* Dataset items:
BEGIN

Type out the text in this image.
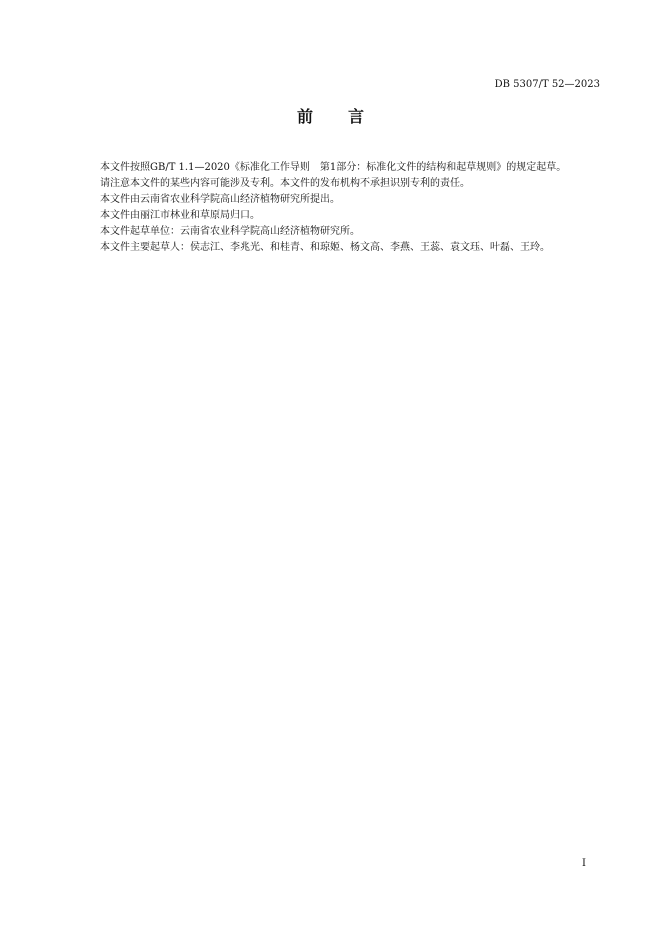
DB 5307/T 52—2023
前　　言

本文件按照GB/T 1.1—2020《标准化工作导则　第1部分：标准化文件的结构和起草规则》的规定起草。

请注意本文件的某些内容可能涉及专利。本文件的发布机构不承担识别专利的责任。

本文件由云南省农业科学院高山经济植物研究所提出。

本文件由丽江市林业和草原局归口。

本文件起草单位：云南省农业科学院高山经济植物研究所。

本文件主要起草人：侯志江、李兆光、和桂青、和琼姬、杨文高、李燕、王蕊、袁文珏、叶磊、王玲。

I
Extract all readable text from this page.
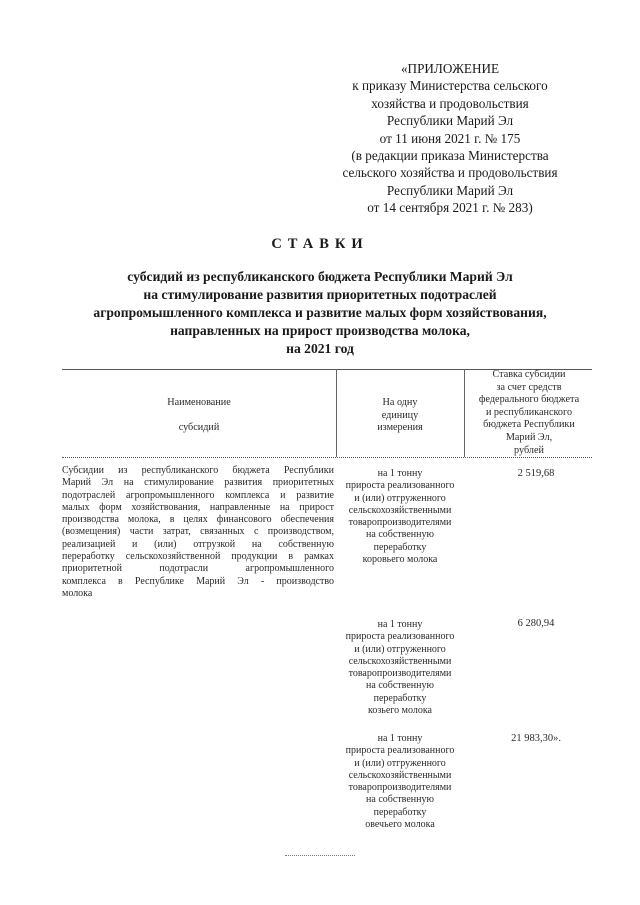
«ПРИЛОЖЕНИЕ
к приказу Министерства сельского
хозяйства и продовольствия
Республики Марий Эл
от 11 июня 2021 г. № 175
(в редакции приказа Министерства
сельского хозяйства и продовольствия
Республики Марий Эл
от 14 сентября 2021 г. № 283)
СТАВКИ
субсидий из республиканского бюджета Республики Марий Эл
на стимулирование развития приоритетных подотраслей
агропромышленного комплекса и развитие малых форм хозяйствования,
направленных на прирост производства молока,
на 2021 год
Наименование
субсидий
На одну
единицу
измерения
Ставка субсидии
за счет средств
федерального бюджета
и республиканского
бюджета Республики
Марий Эл,
рублей
Субсидии из республиканского бюджета Республики
Марий Эл на стимулирование развития приоритетных
подотраслей агропромышленного комплекса и развитие
малых форм хозяйствования, направленные на прирост
производства молока, в целях финансового обеспечения
(возмещения) части затрат, связанных с производством,
реализацией и (или) отгрузкой на собственную
переработку сельскохозяйственной продукции в рамках
приоритетной подотрасли агропромышленного
комплекса в Республике Марий Эл - производство
молока
на 1 тонну
прироста реализованного
и (или) отгруженного
сельскохозяйственными
товаропроизводителями
на собственную
переработку
коровьего молока
2 519,68
на 1 тонну
прироста реализованного
и (или) отгруженного
сельскохозяйственными
товаропроизводителями
на собственную
переработку
козьего молока
6 280,94
на 1 тонну
прироста реализованного
и (или) отгруженного
сельскохозяйственными
товаропроизводителями
на собственную
переработку
овечьего молока
21 983,30».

END

* THE TASK: Return every line of the preceding records in which the word "хозяйствования" appears.

* TASK ANSWER:
агропромышленного комплекса и развитие малых форм хозяйствования,
малых форм хозяйствования, направленные на прирост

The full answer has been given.